● Direction
Print the entire listing. Each line must match the original exactly.

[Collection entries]
[START]

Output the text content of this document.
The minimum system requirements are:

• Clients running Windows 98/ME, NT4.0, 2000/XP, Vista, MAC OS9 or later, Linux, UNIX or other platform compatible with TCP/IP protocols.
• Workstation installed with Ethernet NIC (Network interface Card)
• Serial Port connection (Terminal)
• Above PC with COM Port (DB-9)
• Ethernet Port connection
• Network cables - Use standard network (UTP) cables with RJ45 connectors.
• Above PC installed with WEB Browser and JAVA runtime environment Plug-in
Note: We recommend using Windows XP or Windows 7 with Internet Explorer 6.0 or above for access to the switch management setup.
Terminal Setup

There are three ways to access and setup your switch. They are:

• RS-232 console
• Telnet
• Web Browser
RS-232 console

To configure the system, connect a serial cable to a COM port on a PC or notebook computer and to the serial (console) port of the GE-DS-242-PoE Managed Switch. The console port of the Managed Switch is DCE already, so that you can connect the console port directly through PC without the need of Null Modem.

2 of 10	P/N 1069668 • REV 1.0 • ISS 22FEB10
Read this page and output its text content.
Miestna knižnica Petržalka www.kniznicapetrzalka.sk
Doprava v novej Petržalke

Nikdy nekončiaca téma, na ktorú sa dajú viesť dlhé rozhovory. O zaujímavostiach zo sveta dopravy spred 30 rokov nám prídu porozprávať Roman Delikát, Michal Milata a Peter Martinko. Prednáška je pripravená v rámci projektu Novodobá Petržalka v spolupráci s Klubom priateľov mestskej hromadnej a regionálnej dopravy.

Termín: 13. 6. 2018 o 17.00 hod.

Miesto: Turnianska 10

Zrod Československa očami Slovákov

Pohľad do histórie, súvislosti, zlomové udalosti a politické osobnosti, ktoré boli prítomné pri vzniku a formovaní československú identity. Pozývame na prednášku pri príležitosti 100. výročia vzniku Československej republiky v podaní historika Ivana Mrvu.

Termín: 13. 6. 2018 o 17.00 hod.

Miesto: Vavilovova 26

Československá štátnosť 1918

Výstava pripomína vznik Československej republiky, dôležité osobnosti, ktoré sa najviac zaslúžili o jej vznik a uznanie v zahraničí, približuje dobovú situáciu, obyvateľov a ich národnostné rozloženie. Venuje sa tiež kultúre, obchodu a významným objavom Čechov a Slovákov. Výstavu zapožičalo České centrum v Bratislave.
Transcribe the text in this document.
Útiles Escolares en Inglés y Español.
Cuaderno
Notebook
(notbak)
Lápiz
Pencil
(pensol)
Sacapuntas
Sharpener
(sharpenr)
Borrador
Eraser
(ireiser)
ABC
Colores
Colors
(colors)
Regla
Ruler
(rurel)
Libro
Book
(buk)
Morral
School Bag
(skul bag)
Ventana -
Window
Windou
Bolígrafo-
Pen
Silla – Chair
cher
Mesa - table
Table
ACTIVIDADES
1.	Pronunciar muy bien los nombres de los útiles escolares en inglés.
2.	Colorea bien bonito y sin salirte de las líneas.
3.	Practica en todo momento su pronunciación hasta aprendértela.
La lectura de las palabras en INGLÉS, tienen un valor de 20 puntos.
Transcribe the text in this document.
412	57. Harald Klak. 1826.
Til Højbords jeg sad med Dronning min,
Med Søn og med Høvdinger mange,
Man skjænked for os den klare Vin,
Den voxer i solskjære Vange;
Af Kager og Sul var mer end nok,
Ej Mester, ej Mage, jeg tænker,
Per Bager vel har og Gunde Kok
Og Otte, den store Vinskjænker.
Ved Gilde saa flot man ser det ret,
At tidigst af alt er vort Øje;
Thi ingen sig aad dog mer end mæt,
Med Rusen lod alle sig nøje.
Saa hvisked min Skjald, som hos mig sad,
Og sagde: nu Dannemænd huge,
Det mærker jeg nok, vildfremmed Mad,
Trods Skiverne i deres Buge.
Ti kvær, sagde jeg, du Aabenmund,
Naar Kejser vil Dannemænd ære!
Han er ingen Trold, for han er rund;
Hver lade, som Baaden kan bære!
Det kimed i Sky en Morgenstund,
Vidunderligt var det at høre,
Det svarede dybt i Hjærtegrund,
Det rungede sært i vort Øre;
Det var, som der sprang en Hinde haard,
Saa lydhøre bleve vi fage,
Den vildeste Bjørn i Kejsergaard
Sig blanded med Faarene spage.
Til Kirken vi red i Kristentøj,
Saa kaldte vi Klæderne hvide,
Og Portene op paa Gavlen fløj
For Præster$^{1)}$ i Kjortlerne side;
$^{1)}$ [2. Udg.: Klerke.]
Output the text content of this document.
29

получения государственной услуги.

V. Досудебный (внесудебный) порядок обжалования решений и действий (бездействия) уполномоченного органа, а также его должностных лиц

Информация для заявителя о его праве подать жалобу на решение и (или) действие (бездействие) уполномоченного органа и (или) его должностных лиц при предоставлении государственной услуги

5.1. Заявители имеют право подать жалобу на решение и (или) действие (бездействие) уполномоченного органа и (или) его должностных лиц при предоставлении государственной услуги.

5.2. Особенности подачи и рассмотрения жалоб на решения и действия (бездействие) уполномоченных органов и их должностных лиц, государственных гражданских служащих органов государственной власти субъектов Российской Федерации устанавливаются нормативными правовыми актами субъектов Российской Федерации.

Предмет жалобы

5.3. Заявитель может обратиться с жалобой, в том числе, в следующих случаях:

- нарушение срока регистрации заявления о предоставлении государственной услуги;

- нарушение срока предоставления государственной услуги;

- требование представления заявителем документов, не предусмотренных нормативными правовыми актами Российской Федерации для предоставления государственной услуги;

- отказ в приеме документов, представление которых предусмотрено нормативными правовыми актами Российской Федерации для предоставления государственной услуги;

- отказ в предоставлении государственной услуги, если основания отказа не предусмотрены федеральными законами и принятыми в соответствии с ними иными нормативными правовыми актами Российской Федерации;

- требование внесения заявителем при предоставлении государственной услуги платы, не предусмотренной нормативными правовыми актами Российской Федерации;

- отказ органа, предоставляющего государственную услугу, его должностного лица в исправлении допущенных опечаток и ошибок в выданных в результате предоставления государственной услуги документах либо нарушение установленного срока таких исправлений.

[END]

● Task response
Output the text content of this document.
The minimum system requirements are:

• Clients running Windows 98/ME, NT4.0, 2000/XP, Vista, MAC OS9 or later, Linux, UNIX or other platform compatible with TCP/IP protocols.
• Workstation installed with Ethernet NIC (Network interface Card)
• Serial Port connection (Terminal)
• Above PC with COM Port (DB-9)
• Ethernet Port connection
• Network cables - Use standard network (UTP) cables with RJ45 connectors.
• Above PC installed with WEB Browser and JAVA runtime environment Plug-in
Note: We recommend using Windows XP or Windows 7 with Internet Explorer 6.0 or above for access to the switch management setup.
Terminal Setup

There are three ways to access and setup your switch. They are:

• RS-232 console
• Telnet
• Web Browser
RS-232 console

To configure the system, connect a serial cable to a COM port on a PC or notebook computer and to the serial (console) port of the GE-DS-242-PoE Managed Switch. The console port of the Managed Switch is DCE already, so that you can connect the console port directly through PC without the need of Null Modem.

2 of 10	P/N 1069668 • REV 1.0 • ISS 22FEB10
Read this page and output its text content.
Miestna knižnica Petržalka www.kniznicapetrzalka.sk
Doprava v novej Petržalke

Nikdy nekončiaca téma, na ktorú sa dajú viesť dlhé rozhovory. O zaujímavostiach zo sveta dopravy spred 30 rokov nám prídu porozprávať Roman Delikát, Michal Milata a Peter Martinko. Prednáška je pripravená v rámci projektu Novodobá Petržalka v spolupráci s Klubom priateľov mestskej hromadnej a regionálnej dopravy.

Termín: 13. 6. 2018 o 17.00 hod.

Miesto: Turnianska 10

Zrod Československa očami Slovákov

Pohľad do histórie, súvislosti, zlomové udalosti a politické osobnosti, ktoré boli prítomné pri vzniku a formovaní československú identity. Pozývame na prednášku pri príležitosti 100. výročia vzniku Československej republiky v podaní historika Ivana Mrvu.

Termín: 13. 6. 2018 o 17.00 hod.

Miesto: Vavilovova 26

Československá štátnosť 1918

Výstava pripomína vznik Československej republiky, dôležité osobnosti, ktoré sa najviac zaslúžili o jej vznik a uznanie v zahraničí, približuje dobovú situáciu, obyvateľov a ich národnostné rozloženie. Venuje sa tiež kultúre, obchodu a významným objavom Čechov a Slovákov. Výstavu zapožičalo České centrum v Bratislave.
Transcribe the text in this document.
Útiles Escolares en Inglés y Español.
Cuaderno
Notebook
(notbak)
Lápiz
Pencil
(pensol)
Sacapuntas
Sharpener
(sharpenr)
Borrador
Eraser
(ireiser)
ABC
Colores
Colors
(colors)
Regla
Ruler
(rurel)
Libro
Book
(buk)
Morral
School Bag
(skul bag)
Ventana -
Window
Windou
Bolígrafo-
Pen
Silla – Chair
cher
Mesa - table
Table
ACTIVIDADES
1.	Pronunciar muy bien los nombres de los útiles escolares en inglés.
2.	Colorea bien bonito y sin salirte de las líneas.
3.	Practica en todo momento su pronunciación hasta aprendértela.
La lectura de las palabras en INGLÉS, tienen un valor de 20 puntos.
Transcribe the text in this document.
412	57. Harald Klak. 1826.
Til Højbords jeg sad med Dronning min,
Med Søn og med Høvdinger mange,
Man skjænked for os den klare Vin,
Den voxer i solskjære Vange;
Af Kager og Sul var mer end nok,
Ej Mester, ej Mage, jeg tænker,
Per Bager vel har og Gunde Kok
Og Otte, den store Vinskjænker.
Ved Gilde saa flot man ser det ret,
At tidigst af alt er vort Øje;
Thi ingen sig aad dog mer end mæt,
Med Rusen lod alle sig nøje.
Saa hvisked min Skjald, som hos mig sad,
Og sagde: nu Dannemænd huge,
Det mærker jeg nok, vildfremmed Mad,
Trods Skiverne i deres Buge.
Ti kvær, sagde jeg, du Aabenmund,
Naar Kejser vil Dannemænd ære!
Han er ingen Trold, for han er rund;
Hver lade, som Baaden kan bære!
Det kimed i Sky en Morgenstund,
Vidunderligt var det at høre,
Det svarede dybt i Hjærtegrund,
Det rungede sært i vort Øre;
Det var, som der sprang en Hinde haard,
Saa lydhøre bleve vi fage,
Den vildeste Bjørn i Kejsergaard
Sig blanded med Faarene spage.
Til Kirken vi red i Kristentøj,
Saa kaldte vi Klæderne hvide,
Og Portene op paa Gavlen fløj
For Præster$^{1)}$ i Kjortlerne side;
$^{1)}$ [2. Udg.: Klerke.]
Output the text content of this document.
29

получения государственной услуги.

V. Досудебный (внесудебный) порядок обжалования решений и действий (бездействия) уполномоченного органа, а также его должностных лиц

Информация для заявителя о его праве подать жалобу на решение и (или) действие (бездействие) уполномоченного органа и (или) его должностных лиц при предоставлении государственной услуги

5.1. Заявители имеют право подать жалобу на решение и (или) действие (бездействие) уполномоченного органа и (или) его должностных лиц при предоставлении государственной услуги.

5.2. Особенности подачи и рассмотрения жалоб на решения и действия (бездействие) уполномоченных органов и их должностных лиц, государственных гражданских служащих органов государственной власти субъектов Российской Федерации устанавливаются нормативными правовыми актами субъектов Российской Федерации.

Предмет жалобы

5.3. Заявитель может обратиться с жалобой, в том числе, в следующих случаях:

- нарушение срока регистрации заявления о предоставлении государственной услуги;

- нарушение срока предоставления государственной услуги;

- требование представления заявителем документов, не предусмотренных нормативными правовыми актами Российской Федерации для предоставления государственной услуги;

- отказ в приеме документов, представление которых предусмотрено нормативными правовыми актами Российской Федерации для предоставления государственной услуги;

- отказ в предоставлении государственной услуги, если основания отказа не предусмотрены федеральными законами и принятыми в соответствии с ними иными нормативными правовыми актами Российской Федерации;

- требование внесения заявителем при предоставлении государственной услуги платы, не предусмотренной нормативными правовыми актами Российской Федерации;

- отказ органа, предоставляющего государственную услугу, его должностного лица в исправлении допущенных опечаток и ошибок в выданных в результате предоставления государственной услуги документах либо нарушение установленного срока таких исправлений.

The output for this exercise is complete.